GOAL: Give back the full listing verbatim, apart from its images.

INFORMATION GIVEN:

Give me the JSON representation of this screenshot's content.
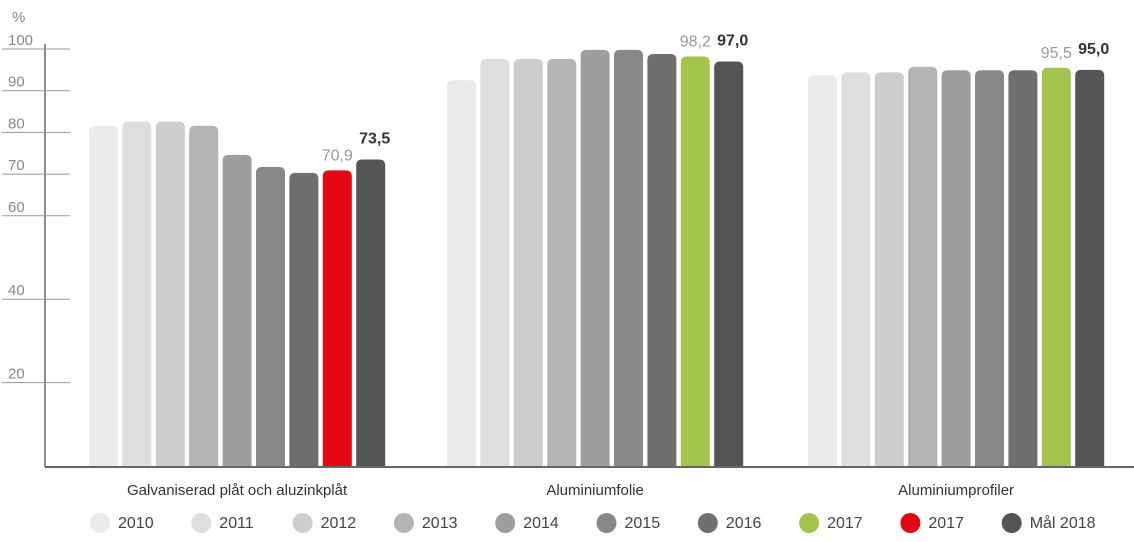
{
  "chart_data": {
    "type": "bar",
    "y_axis_label": "%",
    "categories": [
      "Galvaniserad plåt och aluzinkplåt",
      "Aluminiumfolie",
      "Aluminiumprofiler"
    ],
    "ylim": [
      0,
      100
    ],
    "yticks": [
      20,
      40,
      60,
      70,
      80,
      90,
      100
    ],
    "series": [
      {
        "name": "2010",
        "color": "#ebebeb",
        "values": [
          81.6,
          92.5,
          93.7
        ]
      },
      {
        "name": "2011",
        "color": "#dedede",
        "values": [
          82.6,
          97.6,
          94.4
        ]
      },
      {
        "name": "2012",
        "color": "#cdcdcd",
        "values": [
          82.6,
          97.6,
          94.4
        ]
      },
      {
        "name": "2013",
        "color": "#b4b4b4",
        "values": [
          81.6,
          97.6,
          95.7
        ]
      },
      {
        "name": "2014",
        "color": "#9e9e9e",
        "values": [
          74.6,
          99.8,
          94.9
        ]
      },
      {
        "name": "2015",
        "color": "#888888",
        "values": [
          71.7,
          99.8,
          94.9
        ]
      },
      {
        "name": "2016",
        "color": "#6f6f6f",
        "values": [
          70.3,
          98.8,
          94.9
        ]
      },
      {
        "name": "2017",
        "color": "#a3c54b",
        "values": [
          null,
          98.2,
          95.5
        ],
        "value_labels": [
          null,
          "98,2",
          "95,5"
        ]
      },
      {
        "name": "2017",
        "color": "#e30613",
        "values": [
          70.9,
          null,
          null
        ],
        "value_labels": [
          "70,9",
          null,
          null
        ]
      },
      {
        "name": "Mål 2018",
        "color": "#555555",
        "values": [
          73.5,
          97.0,
          95.0
        ],
        "value_labels": [
          "73,5",
          "97,0",
          "95,0"
        ]
      }
    ]
  }
}
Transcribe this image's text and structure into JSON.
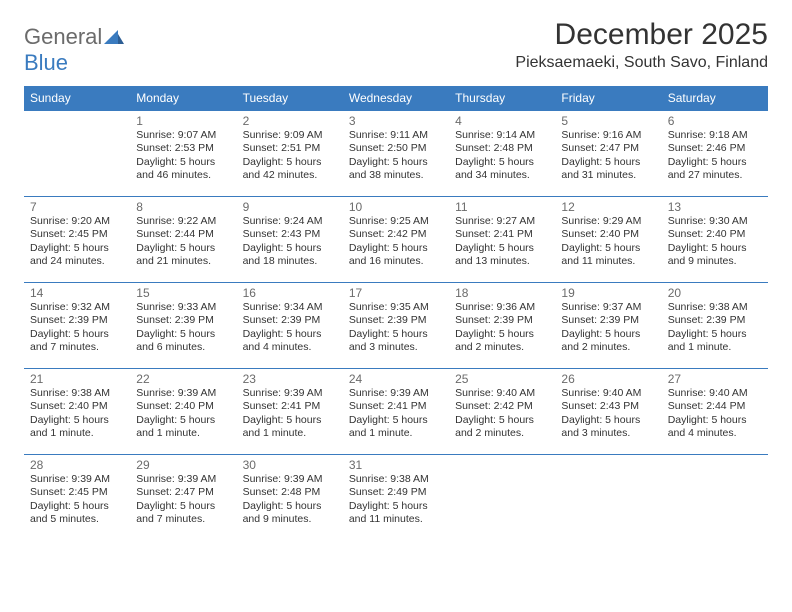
{
  "logo": {
    "word1": "General",
    "word2": "Blue"
  },
  "title": "December 2025",
  "location": "Pieksaemaeki, South Savo, Finland",
  "colors": {
    "header_bg": "#3a7bbf",
    "header_text": "#ffffff",
    "cell_border": "#3a7bbf",
    "daynum": "#6b6b6b",
    "body_text": "#333333",
    "logo_gray": "#6b6b6b",
    "logo_blue": "#3a7bbf",
    "page_bg": "#ffffff"
  },
  "weekdays": [
    "Sunday",
    "Monday",
    "Tuesday",
    "Wednesday",
    "Thursday",
    "Friday",
    "Saturday"
  ],
  "first_weekday_index": 1,
  "days": [
    {
      "n": 1,
      "sunrise": "9:07 AM",
      "sunset": "2:53 PM",
      "daylight": "5 hours and 46 minutes."
    },
    {
      "n": 2,
      "sunrise": "9:09 AM",
      "sunset": "2:51 PM",
      "daylight": "5 hours and 42 minutes."
    },
    {
      "n": 3,
      "sunrise": "9:11 AM",
      "sunset": "2:50 PM",
      "daylight": "5 hours and 38 minutes."
    },
    {
      "n": 4,
      "sunrise": "9:14 AM",
      "sunset": "2:48 PM",
      "daylight": "5 hours and 34 minutes."
    },
    {
      "n": 5,
      "sunrise": "9:16 AM",
      "sunset": "2:47 PM",
      "daylight": "5 hours and 31 minutes."
    },
    {
      "n": 6,
      "sunrise": "9:18 AM",
      "sunset": "2:46 PM",
      "daylight": "5 hours and 27 minutes."
    },
    {
      "n": 7,
      "sunrise": "9:20 AM",
      "sunset": "2:45 PM",
      "daylight": "5 hours and 24 minutes."
    },
    {
      "n": 8,
      "sunrise": "9:22 AM",
      "sunset": "2:44 PM",
      "daylight": "5 hours and 21 minutes."
    },
    {
      "n": 9,
      "sunrise": "9:24 AM",
      "sunset": "2:43 PM",
      "daylight": "5 hours and 18 minutes."
    },
    {
      "n": 10,
      "sunrise": "9:25 AM",
      "sunset": "2:42 PM",
      "daylight": "5 hours and 16 minutes."
    },
    {
      "n": 11,
      "sunrise": "9:27 AM",
      "sunset": "2:41 PM",
      "daylight": "5 hours and 13 minutes."
    },
    {
      "n": 12,
      "sunrise": "9:29 AM",
      "sunset": "2:40 PM",
      "daylight": "5 hours and 11 minutes."
    },
    {
      "n": 13,
      "sunrise": "9:30 AM",
      "sunset": "2:40 PM",
      "daylight": "5 hours and 9 minutes."
    },
    {
      "n": 14,
      "sunrise": "9:32 AM",
      "sunset": "2:39 PM",
      "daylight": "5 hours and 7 minutes."
    },
    {
      "n": 15,
      "sunrise": "9:33 AM",
      "sunset": "2:39 PM",
      "daylight": "5 hours and 6 minutes."
    },
    {
      "n": 16,
      "sunrise": "9:34 AM",
      "sunset": "2:39 PM",
      "daylight": "5 hours and 4 minutes."
    },
    {
      "n": 17,
      "sunrise": "9:35 AM",
      "sunset": "2:39 PM",
      "daylight": "5 hours and 3 minutes."
    },
    {
      "n": 18,
      "sunrise": "9:36 AM",
      "sunset": "2:39 PM",
      "daylight": "5 hours and 2 minutes."
    },
    {
      "n": 19,
      "sunrise": "9:37 AM",
      "sunset": "2:39 PM",
      "daylight": "5 hours and 2 minutes."
    },
    {
      "n": 20,
      "sunrise": "9:38 AM",
      "sunset": "2:39 PM",
      "daylight": "5 hours and 1 minute."
    },
    {
      "n": 21,
      "sunrise": "9:38 AM",
      "sunset": "2:40 PM",
      "daylight": "5 hours and 1 minute."
    },
    {
      "n": 22,
      "sunrise": "9:39 AM",
      "sunset": "2:40 PM",
      "daylight": "5 hours and 1 minute."
    },
    {
      "n": 23,
      "sunrise": "9:39 AM",
      "sunset": "2:41 PM",
      "daylight": "5 hours and 1 minute."
    },
    {
      "n": 24,
      "sunrise": "9:39 AM",
      "sunset": "2:41 PM",
      "daylight": "5 hours and 1 minute."
    },
    {
      "n": 25,
      "sunrise": "9:40 AM",
      "sunset": "2:42 PM",
      "daylight": "5 hours and 2 minutes."
    },
    {
      "n": 26,
      "sunrise": "9:40 AM",
      "sunset": "2:43 PM",
      "daylight": "5 hours and 3 minutes."
    },
    {
      "n": 27,
      "sunrise": "9:40 AM",
      "sunset": "2:44 PM",
      "daylight": "5 hours and 4 minutes."
    },
    {
      "n": 28,
      "sunrise": "9:39 AM",
      "sunset": "2:45 PM",
      "daylight": "5 hours and 5 minutes."
    },
    {
      "n": 29,
      "sunrise": "9:39 AM",
      "sunset": "2:47 PM",
      "daylight": "5 hours and 7 minutes."
    },
    {
      "n": 30,
      "sunrise": "9:39 AM",
      "sunset": "2:48 PM",
      "daylight": "5 hours and 9 minutes."
    },
    {
      "n": 31,
      "sunrise": "9:38 AM",
      "sunset": "2:49 PM",
      "daylight": "5 hours and 11 minutes."
    }
  ],
  "labels": {
    "sunrise": "Sunrise:",
    "sunset": "Sunset:",
    "daylight": "Daylight:"
  }
}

ANSWER BELOW:
Give me the JSON representation of this screenshot's content.
{
  "chart_data": {
    "type": "bar",
    "y_axis_label": "%",
    "categories": [
      "Galvaniserad plåt och aluzinkplåt",
      "Aluminiumfolie",
      "Aluminiumprofiler"
    ],
    "ylim": [
      0,
      100
    ],
    "yticks": [
      20,
      40,
      60,
      70,
      80,
      90,
      100
    ],
    "series": [
      {
        "name": "2010",
        "color": "#ebebeb",
        "values": [
          81.6,
          92.5,
          93.7
        ]
      },
      {
        "name": "2011",
        "color": "#dedede",
        "values": [
          82.6,
          97.6,
          94.4
        ]
      },
      {
        "name": "2012",
        "color": "#cdcdcd",
        "values": [
          82.6,
          97.6,
          94.4
        ]
      },
      {
        "name": "2013",
        "color": "#b4b4b4",
        "values": [
          81.6,
          97.6,
          95.7
        ]
      },
      {
        "name": "2014",
        "color": "#9e9e9e",
        "values": [
          74.6,
          99.8,
          94.9
        ]
      },
      {
        "name": "2015",
        "color": "#888888",
        "values": [
          71.7,
          99.8,
          94.9
        ]
      },
      {
        "name": "2016",
        "color": "#6f6f6f",
        "values": [
          70.3,
          98.8,
          94.9
        ]
      },
      {
        "name": "2017",
        "color": "#a3c54b",
        "values": [
          null,
          98.2,
          95.5
        ],
        "value_labels": [
          null,
          "98,2",
          "95,5"
        ]
      },
      {
        "name": "2017",
        "color": "#e30613",
        "values": [
          70.9,
          null,
          null
        ],
        "value_labels": [
          "70,9",
          null,
          null
        ]
      },
      {
        "name": "Mål 2018",
        "color": "#555555",
        "values": [
          73.5,
          97.0,
          95.0
        ],
        "value_labels": [
          "73,5",
          "97,0",
          "95,0"
        ]
      }
    ]
  }
}
Transcribe this image's text and structure into JSON.
{
  "logo": {
    "word1": "General",
    "word2": "Blue"
  },
  "title": "December 2025",
  "location": "Pieksaemaeki, South Savo, Finland",
  "colors": {
    "header_bg": "#3a7bbf",
    "header_text": "#ffffff",
    "cell_border": "#3a7bbf",
    "daynum": "#6b6b6b",
    "body_text": "#333333",
    "logo_gray": "#6b6b6b",
    "logo_blue": "#3a7bbf",
    "page_bg": "#ffffff"
  },
  "weekdays": [
    "Sunday",
    "Monday",
    "Tuesday",
    "Wednesday",
    "Thursday",
    "Friday",
    "Saturday"
  ],
  "first_weekday_index": 1,
  "days": [
    {
      "n": 1,
      "sunrise": "9:07 AM",
      "sunset": "2:53 PM",
      "daylight": "5 hours and 46 minutes."
    },
    {
      "n": 2,
      "sunrise": "9:09 AM",
      "sunset": "2:51 PM",
      "daylight": "5 hours and 42 minutes."
    },
    {
      "n": 3,
      "sunrise": "9:11 AM",
      "sunset": "2:50 PM",
      "daylight": "5 hours and 38 minutes."
    },
    {
      "n": 4,
      "sunrise": "9:14 AM",
      "sunset": "2:48 PM",
      "daylight": "5 hours and 34 minutes."
    },
    {
      "n": 5,
      "sunrise": "9:16 AM",
      "sunset": "2:47 PM",
      "daylight": "5 hours and 31 minutes."
    },
    {
      "n": 6,
      "sunrise": "9:18 AM",
      "sunset": "2:46 PM",
      "daylight": "5 hours and 27 minutes."
    },
    {
      "n": 7,
      "sunrise": "9:20 AM",
      "sunset": "2:45 PM",
      "daylight": "5 hours and 24 minutes."
    },
    {
      "n": 8,
      "sunrise": "9:22 AM",
      "sunset": "2:44 PM",
      "daylight": "5 hours and 21 minutes."
    },
    {
      "n": 9,
      "sunrise": "9:24 AM",
      "sunset": "2:43 PM",
      "daylight": "5 hours and 18 minutes."
    },
    {
      "n": 10,
      "sunrise": "9:25 AM",
      "sunset": "2:42 PM",
      "daylight": "5 hours and 16 minutes."
    },
    {
      "n": 11,
      "sunrise": "9:27 AM",
      "sunset": "2:41 PM",
      "daylight": "5 hours and 13 minutes."
    },
    {
      "n": 12,
      "sunrise": "9:29 AM",
      "sunset": "2:40 PM",
      "daylight": "5 hours and 11 minutes."
    },
    {
      "n": 13,
      "sunrise": "9:30 AM",
      "sunset": "2:40 PM",
      "daylight": "5 hours and 9 minutes."
    },
    {
      "n": 14,
      "sunrise": "9:32 AM",
      "sunset": "2:39 PM",
      "daylight": "5 hours and 7 minutes."
    },
    {
      "n": 15,
      "sunrise": "9:33 AM",
      "sunset": "2:39 PM",
      "daylight": "5 hours and 6 minutes."
    },
    {
      "n": 16,
      "sunrise": "9:34 AM",
      "sunset": "2:39 PM",
      "daylight": "5 hours and 4 minutes."
    },
    {
      "n": 17,
      "sunrise": "9:35 AM",
      "sunset": "2:39 PM",
      "daylight": "5 hours and 3 minutes."
    },
    {
      "n": 18,
      "sunrise": "9:36 AM",
      "sunset": "2:39 PM",
      "daylight": "5 hours and 2 minutes."
    },
    {
      "n": 19,
      "sunrise": "9:37 AM",
      "sunset": "2:39 PM",
      "daylight": "5 hours and 2 minutes."
    },
    {
      "n": 20,
      "sunrise": "9:38 AM",
      "sunset": "2:39 PM",
      "daylight": "5 hours and 1 minute."
    },
    {
      "n": 21,
      "sunrise": "9:38 AM",
      "sunset": "2:40 PM",
      "daylight": "5 hours and 1 minute."
    },
    {
      "n": 22,
      "sunrise": "9:39 AM",
      "sunset": "2:40 PM",
      "daylight": "5 hours and 1 minute."
    },
    {
      "n": 23,
      "sunrise": "9:39 AM",
      "sunset": "2:41 PM",
      "daylight": "5 hours and 1 minute."
    },
    {
      "n": 24,
      "sunrise": "9:39 AM",
      "sunset": "2:41 PM",
      "daylight": "5 hours and 1 minute."
    },
    {
      "n": 25,
      "sunrise": "9:40 AM",
      "sunset": "2:42 PM",
      "daylight": "5 hours and 2 minutes."
    },
    {
      "n": 26,
      "sunrise": "9:40 AM",
      "sunset": "2:43 PM",
      "daylight": "5 hours and 3 minutes."
    },
    {
      "n": 27,
      "sunrise": "9:40 AM",
      "sunset": "2:44 PM",
      "daylight": "5 hours and 4 minutes."
    },
    {
      "n": 28,
      "sunrise": "9:39 AM",
      "sunset": "2:45 PM",
      "daylight": "5 hours and 5 minutes."
    },
    {
      "n": 29,
      "sunrise": "9:39 AM",
      "sunset": "2:47 PM",
      "daylight": "5 hours and 7 minutes."
    },
    {
      "n": 30,
      "sunrise": "9:39 AM",
      "sunset": "2:48 PM",
      "daylight": "5 hours and 9 minutes."
    },
    {
      "n": 31,
      "sunrise": "9:38 AM",
      "sunset": "2:49 PM",
      "daylight": "5 hours and 11 minutes."
    }
  ],
  "labels": {
    "sunrise": "Sunrise:",
    "sunset": "Sunset:",
    "daylight": "Daylight:"
  }
}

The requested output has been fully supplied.